Source text>
-*-*-

1. Import the TensorFlow IPU module
First, we import the TensorFlow IPU module.
Add the following import statement to the beginning of your script:
from tensorflow.python import ipu
For the ipu
module to function properly, we must import it directly rather
than accessing it through the top-level TensorFlow module.
2. Preparing the dataset
Some extra care must be taken when preparing a dataset for training a Keras
model on the IPU. The Poplar software stack does not support using tensors with
shapes which are not known when the model is compiled, so we must make sure the
sizes of our datasets are divisible by the batch size. We introduce a utility
function, make_divisible
, which computes the largest number, no larger than a
given number, which is divisible by a given divisor. This will be of further use
as we work through this tutorial.
def make_divisible(number, divisor):
return number - number % divisor
Using this utility function, we can then adjust dataset lengths to be divisible by the batch size as follows:
(x_train, y_train), (x_test, y_test) = load_data()
train_data_len = x_train.shape[0]
train_data_len = make_divisible(train_data_len, batch_size)
x_train, y_train = x_train[:train_data_len], y_train[:train_data_len]
test_data_len = x_test.shape[0]
test_data_len = make_divisible(test_data_len, batch_size)
x_test, y_test = x_test[:test_data_len], y_test[:test_data_len]
With a batch size of 64, we lose 32 training examples and 48 evaluation examples, which is less than 0.2% of each dataset.
There are other ways to prepare a dataset for training on the IPU. You can
create a tf.data.Dataset
object using your data, then use its .repeat()
method to create a looped version of the dataset. If you do not want to lose
any data, you can pad the datasets with tensors of zeros, then set
sample_weight
to be a vector of 1’s and 0’s according to which values are
real so the extra values don’t affect the training process (though this may be
slower than using the other methods).
3. Add IPU configuration
To use the IPU, you must create an IPU session configuration:
ipu_config = ipu.config.IPUConfig()
ipu_config.device_connection.type = (
ipu.config.DeviceConnectionType.ON_DEMAND
) # Optional - allows parallel execution
ipu_config.auto_select_ipus = 1
ipu_config.configure_ipu_system()
This is all we need to get a small model up and running, though a full list of configuration options is available in the API documentation.
4. Specify IPU strategy
Next, add the following code:
strategy = ipu.ipu_strategy.IPUStrategy()
The tf.distribute.Strategy
is an API to distribute training and inference
across multiple devices. IPUStrategy
is a subclass which targets a system
with one or more IPUs attached. For a multi-system configuration, the
PopDistStrategy
should be used, in conjunction with our PopDist library.
To see an example of how to distribute training and inference over multiple instances with PopDist, head over to our TensorFlow 2 PopDist example.
5. Wrap the model within the IPU strategy scope
Creating variables and Keras models within the scope of the IPUStrategy
object will ensure that they are placed on the IPU. To do this, we create a
strategy.scope()
context manager and move all the model code inside it:
print("Keras MNIST example, running on IPU")
with strategy.scope():
# Model.__init__ takes two required arguments, inputs and outputs.
model = keras.Model(*model_fn())
# Compile our model with Stochastic Gradient Descent as an optimizer
# and Categorical Cross Entropy as a loss.

-*-*-

Information shown>
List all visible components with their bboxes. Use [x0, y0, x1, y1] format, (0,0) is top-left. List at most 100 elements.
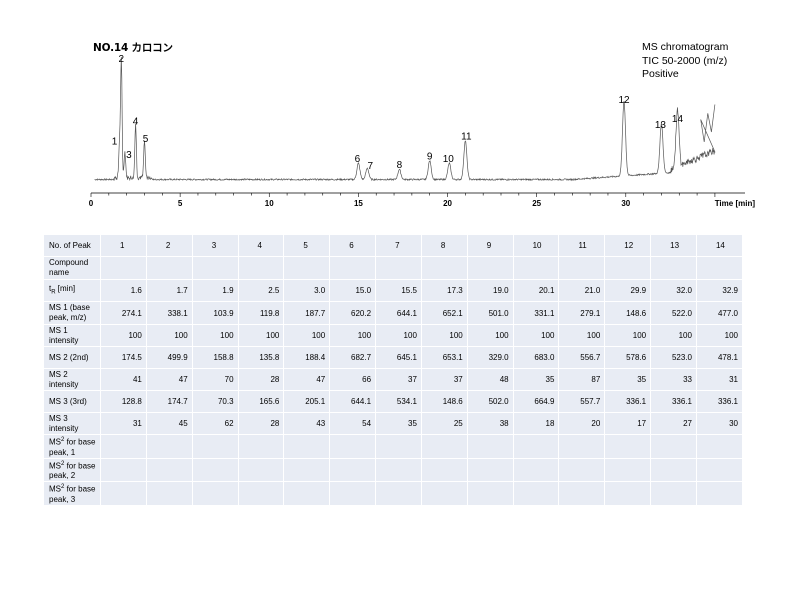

-*-*-

Problems to solve>
[a] In the Keras-on-IPU tutorial, why do the dataset sizes have to be divisible by the batch size? Answer in one to three sentences.
[b] Can you pick up the Keras-on-IPU tutorial after its last line and continue it?

Written responses>
[a] The Poplar software stack does not support tensors whose shapes are not known when the model is compiled. For that reason, the tutorial makes each dataset's size divisible by the batch size.

[b]
model.compile("sgd", "categorical_crossentropy", metrics=["accuracy"])
model.summary()
print("\nTraining")
model.fit(x_train, y_train, epochs=3, batch_size=batch_size)
print("\nEvaluation")
model.evaluate(x_test, y_test, batch_size=batch_size)
Keras MNIST example, running on IPU
Model: "model_1"
_________________________________________________________________
Layer (type) Output Shape Param #
=================================================================
input_2 (InputLayer) [(None, 28, 28, 1)] 0
_________________________________________________________________
conv2d_2 (Conv2D) (None, 26, 26, 32) 320
_________________________________________________________________
max_pooling2d_2 (MaxPooling2 (None, 13, 13, 32) 0
_________________________________________________________________
conv2d_3 (Conv2D) (None, 11, 11, 64) 18496
_________________________________________________________________
max_pooling2d_3 (MaxPooling2 (None, 5, 5, 64) 0
_________________________________________________________________
flatten_1 (Flatten) (None, 1600) 0
_________________________________________________________________
dropout_1 (Dropout) (None, 1600) 0
_________________________________________________________________
dense_1 (Dense) (None, 10) 16010
=================================================================
Total params: 34,826
Trainable params: 34,826
Non-trainable params: 0
_________________________________________________________________
Training
INFO:tensorflow:The provided set of data has an unknown size. This can result in runtime errors if not enough data is provided during execution.
INFO:tensorflow:The model `model_1` has been configured with only 1 steps per execution. Consider increasing the value for the `steps_per_execution` argument passed to the `compile()` method to improve performance.
Epoch 1/3
937/937 [==============================] - 35s 3ms/step - loss: 1.0539 - accuracy: 0.6629
INFO:tensorflow:The model `model_1` has been configured with only 1 steps per execution. Consider increasing the value for the `steps_per_execution` argument passed to the `compile()` method to improve performance.
Epoch 2/3
937/937 [==============================] - 3s 3ms/step - loss: 0.2998 - accuracy: 0.9098
INFO:tensorflow:The model `model_1` has been configured with only 1 steps per execution. Consider increasing the value for the `steps_per_execution` argument passed to the `compile()` method to improve performance.
Epoch 3/3
937/937 [==============================] - 3s 3ms/step - loss: 0.2170 - accuracy: 0.9358
Evaluation
WARNING:tensorflow:x is of type `np.ndarray`. This will be cast to `tf.Tensor` during every call to: `fit()`, `predict()` and `evaluate()`. If you plan to call any of these functions multiple times in your program, it is recommended to pre-emptively cast to `tf.Tensor` to avoid the repeated computation.
WARNING:tensorflow:y is of type `np.ndarray`. This will be cast to `tf.Tensor` during every call to: `fit()` and `evaluate()`. If you plan to call any of these functions multiple times in your program, it is recommended to pre-emptively cast to `tf.Tensor` to avoid the repeated computation.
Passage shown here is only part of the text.